- The request -
Determine how many lines hold "отопительного" and give only that number.

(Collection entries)
##########

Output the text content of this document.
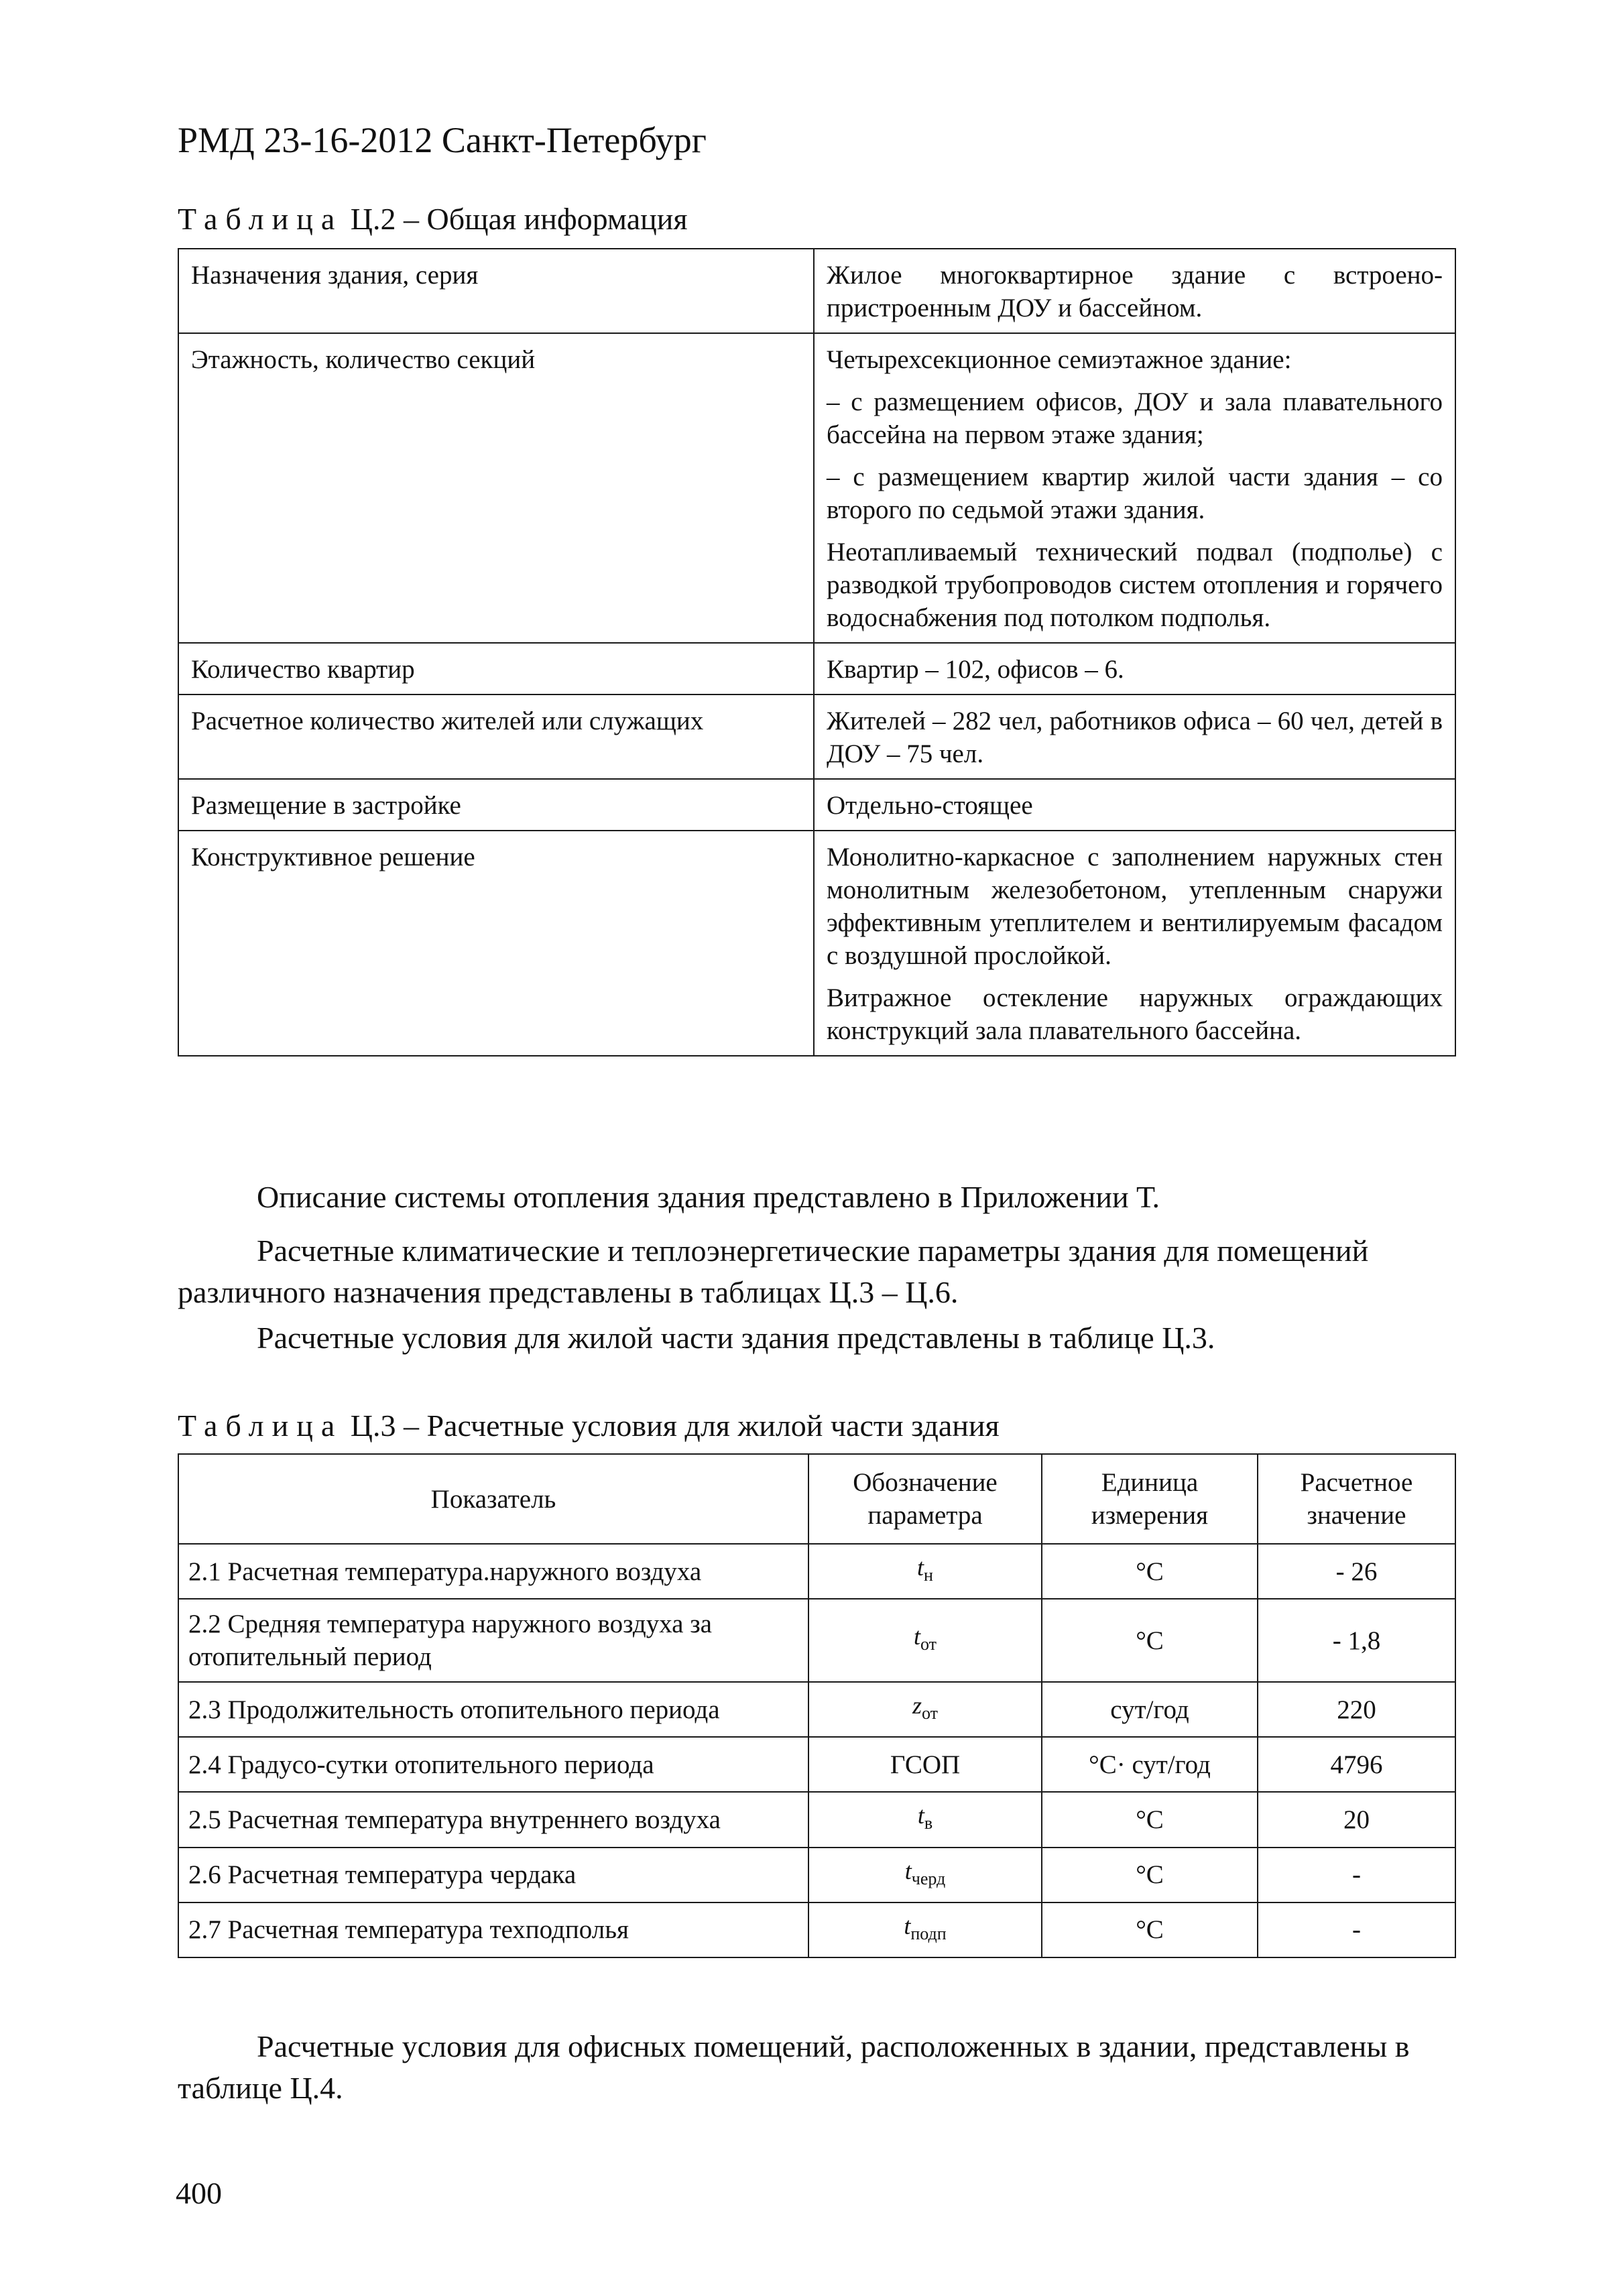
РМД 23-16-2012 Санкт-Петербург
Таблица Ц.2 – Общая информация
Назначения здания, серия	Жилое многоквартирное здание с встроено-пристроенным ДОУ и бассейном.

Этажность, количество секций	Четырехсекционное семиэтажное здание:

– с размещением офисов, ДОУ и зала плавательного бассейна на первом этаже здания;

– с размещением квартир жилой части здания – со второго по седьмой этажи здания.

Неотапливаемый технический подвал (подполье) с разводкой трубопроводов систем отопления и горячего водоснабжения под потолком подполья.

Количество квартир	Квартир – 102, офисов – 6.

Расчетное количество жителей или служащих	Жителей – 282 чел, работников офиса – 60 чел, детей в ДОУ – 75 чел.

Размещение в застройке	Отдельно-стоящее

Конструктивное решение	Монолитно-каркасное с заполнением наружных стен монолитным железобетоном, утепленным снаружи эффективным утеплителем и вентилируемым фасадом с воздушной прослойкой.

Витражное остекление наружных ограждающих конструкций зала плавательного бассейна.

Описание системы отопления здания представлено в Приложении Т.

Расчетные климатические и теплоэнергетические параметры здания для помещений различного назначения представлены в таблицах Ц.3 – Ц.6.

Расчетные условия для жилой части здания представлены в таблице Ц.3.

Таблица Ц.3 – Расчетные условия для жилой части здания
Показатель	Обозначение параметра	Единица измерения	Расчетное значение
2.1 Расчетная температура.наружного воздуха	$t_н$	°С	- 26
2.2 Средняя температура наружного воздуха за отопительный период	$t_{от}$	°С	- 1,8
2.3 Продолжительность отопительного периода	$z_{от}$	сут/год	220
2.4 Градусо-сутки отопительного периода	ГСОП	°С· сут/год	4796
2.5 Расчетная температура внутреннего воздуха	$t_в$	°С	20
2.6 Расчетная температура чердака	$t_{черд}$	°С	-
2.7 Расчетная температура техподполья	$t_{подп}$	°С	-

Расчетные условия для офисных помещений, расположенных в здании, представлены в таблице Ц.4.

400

##########

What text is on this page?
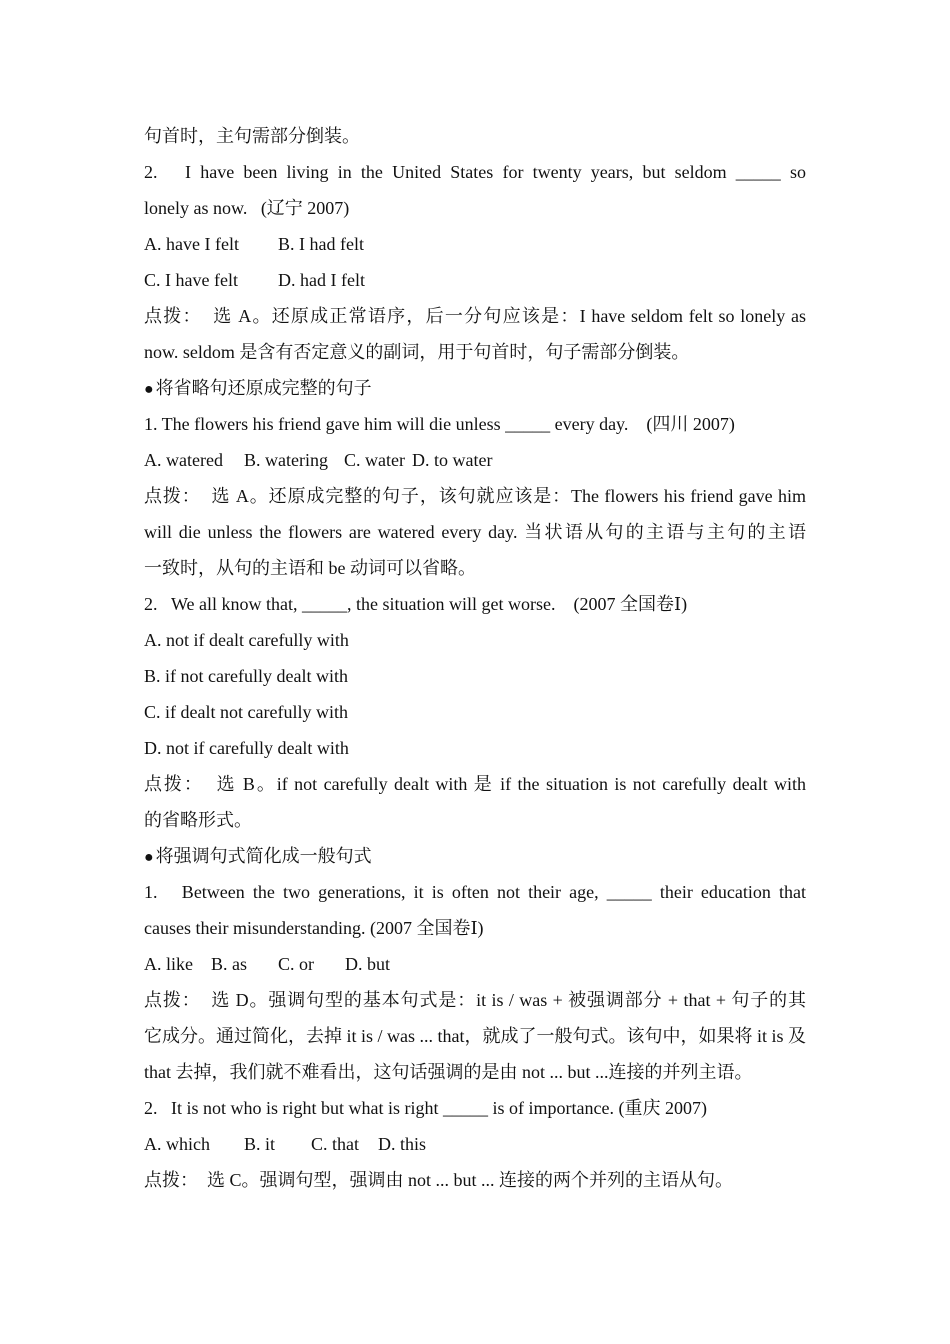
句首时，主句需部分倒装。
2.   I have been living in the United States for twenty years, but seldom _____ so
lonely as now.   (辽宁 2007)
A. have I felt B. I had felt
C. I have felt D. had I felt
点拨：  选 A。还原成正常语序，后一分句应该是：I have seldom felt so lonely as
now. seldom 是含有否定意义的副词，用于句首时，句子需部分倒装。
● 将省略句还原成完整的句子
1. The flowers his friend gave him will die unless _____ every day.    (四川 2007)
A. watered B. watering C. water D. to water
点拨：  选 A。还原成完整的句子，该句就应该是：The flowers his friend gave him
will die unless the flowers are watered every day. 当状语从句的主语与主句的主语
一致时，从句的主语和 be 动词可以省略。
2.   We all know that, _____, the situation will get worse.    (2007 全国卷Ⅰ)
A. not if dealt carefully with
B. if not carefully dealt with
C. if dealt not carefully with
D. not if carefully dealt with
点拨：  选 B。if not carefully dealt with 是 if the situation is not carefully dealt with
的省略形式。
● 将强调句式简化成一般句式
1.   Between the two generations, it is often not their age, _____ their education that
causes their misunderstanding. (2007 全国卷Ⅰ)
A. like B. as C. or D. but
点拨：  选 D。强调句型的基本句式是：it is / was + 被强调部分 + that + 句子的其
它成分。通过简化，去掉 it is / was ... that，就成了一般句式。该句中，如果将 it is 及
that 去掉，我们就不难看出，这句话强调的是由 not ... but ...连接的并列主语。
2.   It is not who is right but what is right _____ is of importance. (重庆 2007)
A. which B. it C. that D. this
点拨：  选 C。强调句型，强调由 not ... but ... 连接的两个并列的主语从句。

##########

- Result -
2